= BRIEF =
Print every entry exactly as written.

(Records from a data source)
════════════════

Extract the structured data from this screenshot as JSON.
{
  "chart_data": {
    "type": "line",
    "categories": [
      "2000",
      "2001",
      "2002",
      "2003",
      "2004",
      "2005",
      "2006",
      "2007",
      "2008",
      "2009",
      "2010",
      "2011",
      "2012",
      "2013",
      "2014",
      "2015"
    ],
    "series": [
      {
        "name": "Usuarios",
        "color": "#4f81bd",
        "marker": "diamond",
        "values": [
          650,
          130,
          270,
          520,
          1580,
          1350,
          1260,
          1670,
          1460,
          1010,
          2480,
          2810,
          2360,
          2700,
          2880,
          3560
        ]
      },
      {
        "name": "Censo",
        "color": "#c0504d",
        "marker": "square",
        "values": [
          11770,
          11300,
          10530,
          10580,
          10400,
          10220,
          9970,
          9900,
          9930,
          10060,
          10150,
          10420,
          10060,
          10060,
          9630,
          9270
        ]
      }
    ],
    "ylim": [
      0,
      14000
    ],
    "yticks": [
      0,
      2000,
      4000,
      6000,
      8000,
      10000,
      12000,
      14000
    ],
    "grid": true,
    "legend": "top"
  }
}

════════════════

= RESULT BELOW =
Extract the structured data from this screenshot as JSON.
{
  "chart_data": {
    "type": "line",
    "categories": [
      "2000",
      "2001",
      "2002",
      "2003",
      "2004",
      "2005",
      "2006",
      "2007",
      "2008",
      "2009",
      "2010",
      "2011",
      "2012",
      "2013",
      "2014",
      "2015"
    ],
    "series": [
      {
        "name": "Usuarios",
        "color": "#4f81bd",
        "marker": "diamond",
        "values": [
          650,
          130,
          270,
          520,
          1580,
          1350,
          1260,
          1670,
          1460,
          1010,
          2480,
          2810,
          2360,
          2700,
          2880,
          3560
        ]
      },
      {
        "name": "Censo",
        "color": "#c0504d",
        "marker": "square",
        "values": [
          11770,
          11300,
          10530,
          10580,
          10400,
          10220,
          9970,
          9900,
          9930,
          10060,
          10150,
          10420,
          10060,
          10060,
          9630,
          9270
        ]
      }
    ],
    "ylim": [
      0,
      14000
    ],
    "yticks": [
      0,
      2000,
      4000,
      6000,
      8000,
      10000,
      12000,
      14000
    ],
    "grid": true,
    "legend": "top"
  }
}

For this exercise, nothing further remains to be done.